▶ Requirement:
Restate the data word for word and leave the images out.

▶ Exercise materials:
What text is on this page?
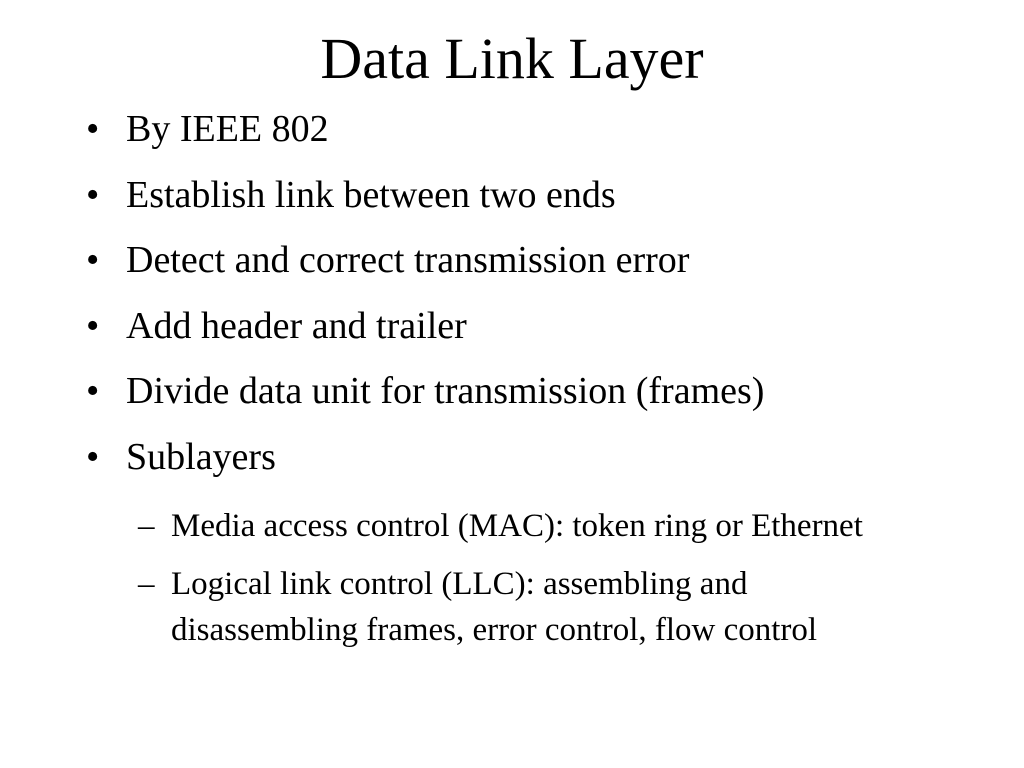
Data Link Layer
• By IEEE 802
• Establish link between two ends
• Detect and correct transmission error
• Add header and trailer
• Divide data unit for transmission (frames)
• Sublayers
– Media access control (MAC): token ring or Ethernet
– Logical link control (LLC): assembling and disassembling frames, error control, flow control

▶ The response:
What text is on this page?
Data Link Layer
• By IEEE 802
• Establish link between two ends
• Detect and correct transmission error
• Add header and trailer
• Divide data unit for transmission (frames)
• Sublayers
– Media access control (MAC): token ring or Ethernet
– Logical link control (LLC): assembling and disassembling frames, error control, flow control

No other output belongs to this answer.